▼▼▼

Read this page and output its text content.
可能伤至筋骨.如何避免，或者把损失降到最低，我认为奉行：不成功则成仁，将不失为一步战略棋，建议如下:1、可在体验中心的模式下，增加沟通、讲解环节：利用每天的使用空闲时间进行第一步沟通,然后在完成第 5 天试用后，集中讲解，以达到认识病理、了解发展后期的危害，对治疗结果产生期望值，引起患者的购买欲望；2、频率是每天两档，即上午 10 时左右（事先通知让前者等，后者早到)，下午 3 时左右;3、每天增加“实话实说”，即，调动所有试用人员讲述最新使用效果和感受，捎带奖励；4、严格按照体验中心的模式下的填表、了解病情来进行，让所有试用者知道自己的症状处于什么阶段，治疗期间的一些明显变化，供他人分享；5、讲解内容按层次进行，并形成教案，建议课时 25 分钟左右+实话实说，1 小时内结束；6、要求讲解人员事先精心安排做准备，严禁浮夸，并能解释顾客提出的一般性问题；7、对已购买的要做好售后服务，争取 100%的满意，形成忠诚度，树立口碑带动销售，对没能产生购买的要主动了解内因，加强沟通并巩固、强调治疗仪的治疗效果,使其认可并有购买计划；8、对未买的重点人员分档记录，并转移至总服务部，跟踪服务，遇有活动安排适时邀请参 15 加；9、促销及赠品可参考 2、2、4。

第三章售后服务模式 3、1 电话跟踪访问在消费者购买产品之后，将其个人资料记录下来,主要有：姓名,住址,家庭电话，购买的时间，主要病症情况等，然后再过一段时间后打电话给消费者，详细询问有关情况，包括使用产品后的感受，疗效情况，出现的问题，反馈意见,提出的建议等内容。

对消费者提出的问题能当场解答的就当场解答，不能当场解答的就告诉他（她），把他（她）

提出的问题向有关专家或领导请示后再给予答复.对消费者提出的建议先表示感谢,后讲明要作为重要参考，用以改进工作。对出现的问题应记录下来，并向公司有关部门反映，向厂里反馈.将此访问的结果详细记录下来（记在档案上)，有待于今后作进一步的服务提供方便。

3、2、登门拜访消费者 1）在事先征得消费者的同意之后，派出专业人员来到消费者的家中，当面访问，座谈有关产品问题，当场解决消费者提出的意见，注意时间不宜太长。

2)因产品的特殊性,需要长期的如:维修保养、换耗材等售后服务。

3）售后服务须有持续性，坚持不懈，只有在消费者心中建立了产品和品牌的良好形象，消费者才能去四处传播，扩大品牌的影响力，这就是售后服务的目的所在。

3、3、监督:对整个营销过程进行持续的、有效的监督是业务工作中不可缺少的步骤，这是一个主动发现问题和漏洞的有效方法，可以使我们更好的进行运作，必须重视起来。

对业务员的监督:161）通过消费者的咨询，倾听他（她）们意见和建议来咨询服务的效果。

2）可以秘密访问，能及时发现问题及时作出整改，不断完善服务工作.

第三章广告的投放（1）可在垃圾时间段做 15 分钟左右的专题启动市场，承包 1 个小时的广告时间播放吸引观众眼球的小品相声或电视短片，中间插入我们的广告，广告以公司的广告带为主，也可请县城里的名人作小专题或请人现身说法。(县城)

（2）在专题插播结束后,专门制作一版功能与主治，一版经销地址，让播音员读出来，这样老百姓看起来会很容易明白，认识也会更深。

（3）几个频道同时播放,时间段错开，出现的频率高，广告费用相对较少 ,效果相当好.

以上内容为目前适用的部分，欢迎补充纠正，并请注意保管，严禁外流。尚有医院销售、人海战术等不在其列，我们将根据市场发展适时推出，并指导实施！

▲▲▲

* _What is expected_
Please reproduce the entire listing, exactly as shown.

* _In response_
Read this page and output its text content.
可能伤至筋骨.如何避免，或者把损失降到最低，我认为奉行：不成功则成仁，将不失为一步战略棋，建议如下:1、可在体验中心的模式下，增加沟通、讲解环节：利用每天的使用空闲时间进行第一步沟通,然后在完成第 5 天试用后，集中讲解，以达到认识病理、了解发展后期的危害，对治疗结果产生期望值，引起患者的购买欲望；2、频率是每天两档，即上午 10 时左右（事先通知让前者等，后者早到)，下午 3 时左右;3、每天增加“实话实说”，即，调动所有试用人员讲述最新使用效果和感受，捎带奖励；4、严格按照体验中心的模式下的填表、了解病情来进行，让所有试用者知道自己的症状处于什么阶段，治疗期间的一些明显变化，供他人分享；5、讲解内容按层次进行，并形成教案，建议课时 25 分钟左右+实话实说，1 小时内结束；6、要求讲解人员事先精心安排做准备，严禁浮夸，并能解释顾客提出的一般性问题；7、对已购买的要做好售后服务，争取 100%的满意，形成忠诚度，树立口碑带动销售，对没能产生购买的要主动了解内因，加强沟通并巩固、强调治疗仪的治疗效果,使其认可并有购买计划；8、对未买的重点人员分档记录，并转移至总服务部，跟踪服务，遇有活动安排适时邀请参 15 加；9、促销及赠品可参考 2、2、4。

第三章售后服务模式 3、1 电话跟踪访问在消费者购买产品之后，将其个人资料记录下来,主要有：姓名,住址,家庭电话，购买的时间，主要病症情况等，然后再过一段时间后打电话给消费者，详细询问有关情况，包括使用产品后的感受，疗效情况，出现的问题，反馈意见,提出的建议等内容。

对消费者提出的问题能当场解答的就当场解答，不能当场解答的就告诉他（她），把他（她）

提出的问题向有关专家或领导请示后再给予答复.对消费者提出的建议先表示感谢,后讲明要作为重要参考，用以改进工作。对出现的问题应记录下来，并向公司有关部门反映，向厂里反馈.将此访问的结果详细记录下来（记在档案上)，有待于今后作进一步的服务提供方便。

3、2、登门拜访消费者 1）在事先征得消费者的同意之后，派出专业人员来到消费者的家中，当面访问，座谈有关产品问题，当场解决消费者提出的意见，注意时间不宜太长。

2)因产品的特殊性,需要长期的如:维修保养、换耗材等售后服务。

3）售后服务须有持续性，坚持不懈，只有在消费者心中建立了产品和品牌的良好形象，消费者才能去四处传播，扩大品牌的影响力，这就是售后服务的目的所在。

3、3、监督:对整个营销过程进行持续的、有效的监督是业务工作中不可缺少的步骤，这是一个主动发现问题和漏洞的有效方法，可以使我们更好的进行运作，必须重视起来。

对业务员的监督:161）通过消费者的咨询，倾听他（她）们意见和建议来咨询服务的效果。

2）可以秘密访问，能及时发现问题及时作出整改，不断完善服务工作.

第三章广告的投放（1）可在垃圾时间段做 15 分钟左右的专题启动市场，承包 1 个小时的广告时间播放吸引观众眼球的小品相声或电视短片，中间插入我们的广告，广告以公司的广告带为主，也可请县城里的名人作小专题或请人现身说法。(县城)

（2）在专题插播结束后,专门制作一版功能与主治，一版经销地址，让播音员读出来，这样老百姓看起来会很容易明白，认识也会更深。

（3）几个频道同时播放,时间段错开，出现的频率高，广告费用相对较少 ,效果相当好.

以上内容为目前适用的部分，欢迎补充纠正，并请注意保管，严禁外流。尚有医院销售、人海战术等不在其列，我们将根据市场发展适时推出，并指导实施！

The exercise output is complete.